(Data excerpts)
§

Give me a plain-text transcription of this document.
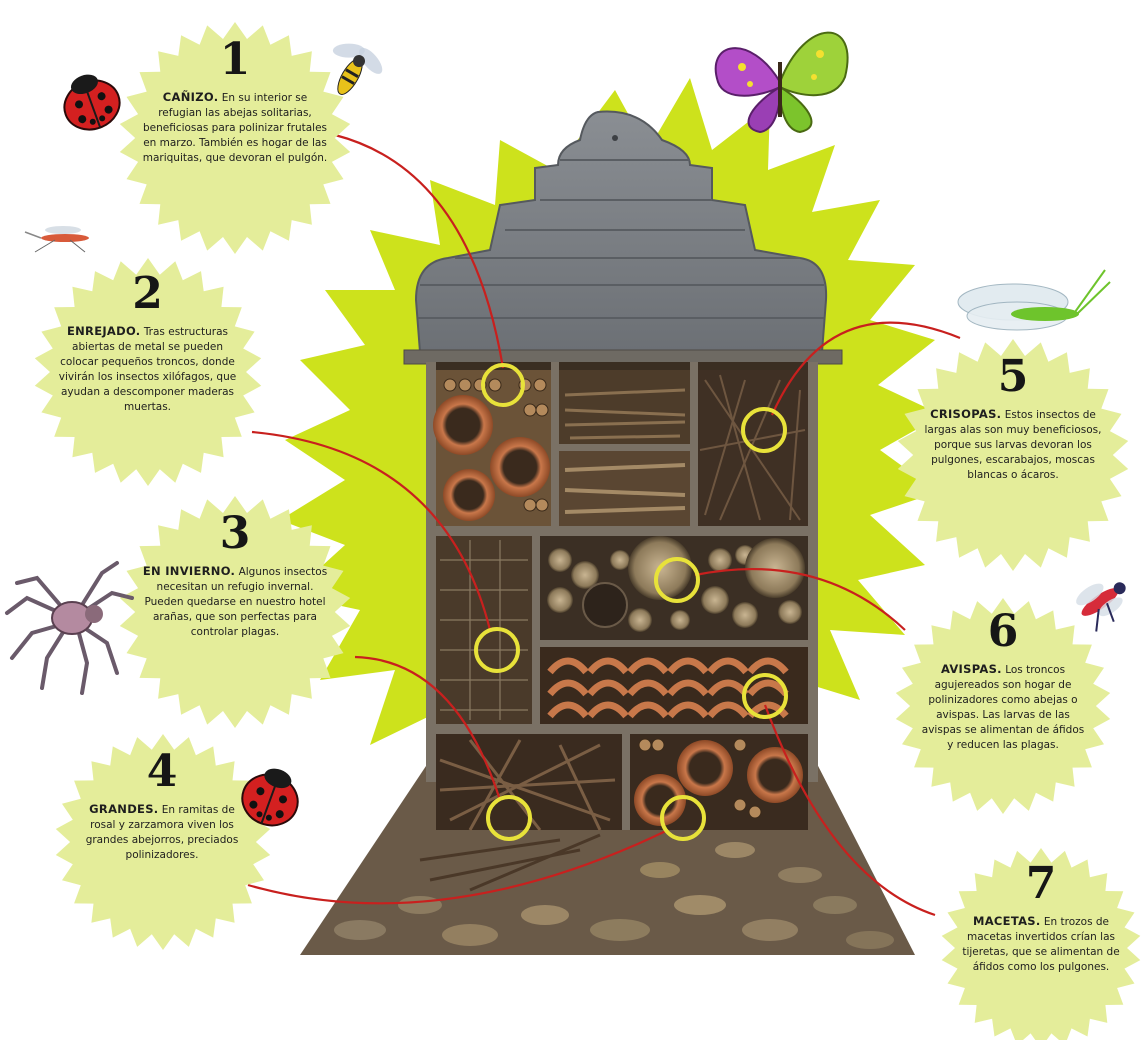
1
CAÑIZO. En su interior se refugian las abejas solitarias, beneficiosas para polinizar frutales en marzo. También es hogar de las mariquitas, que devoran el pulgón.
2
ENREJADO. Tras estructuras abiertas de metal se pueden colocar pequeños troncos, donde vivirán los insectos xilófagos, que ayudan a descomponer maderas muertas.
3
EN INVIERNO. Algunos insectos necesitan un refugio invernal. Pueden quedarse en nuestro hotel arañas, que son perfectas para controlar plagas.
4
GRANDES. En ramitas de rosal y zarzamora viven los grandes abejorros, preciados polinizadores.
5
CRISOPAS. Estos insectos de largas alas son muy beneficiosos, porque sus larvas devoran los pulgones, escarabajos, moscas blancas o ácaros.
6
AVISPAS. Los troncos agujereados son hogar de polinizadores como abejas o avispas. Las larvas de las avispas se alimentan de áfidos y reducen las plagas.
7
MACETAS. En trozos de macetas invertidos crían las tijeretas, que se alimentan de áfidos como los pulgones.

§

▶ WORK REQUIRED
Pictures in the data above should not be copied; transcribe everything else exactly.

▶ EXERCISE SOLUTION
Give me a plain-text transcription of this document.
1
CAÑIZO. En su interior se refugian las abejas solitarias, beneficiosas para polinizar frutales en marzo. También es hogar de las mariquitas, que devoran el pulgón.
2
ENREJADO. Tras estructuras abiertas de metal se pueden colocar pequeños troncos, donde vivirán los insectos xilófagos, que ayudan a descomponer maderas muertas.
3
EN INVIERNO. Algunos insectos necesitan un refugio invernal. Pueden quedarse en nuestro hotel arañas, que son perfectas para controlar plagas.
4
GRANDES. En ramitas de rosal y zarzamora viven los grandes abejorros, preciados polinizadores.
5
CRISOPAS. Estos insectos de largas alas son muy beneficiosos, porque sus larvas devoran los pulgones, escarabajos, moscas blancas o ácaros.
6
AVISPAS. Los troncos agujereados son hogar de polinizadores como abejas o avispas. Las larvas de las avispas se alimentan de áfidos y reducen las plagas.
7
MACETAS. En trozos de macetas invertidos crían las tijeretas, que se alimentan de áfidos como los pulgones.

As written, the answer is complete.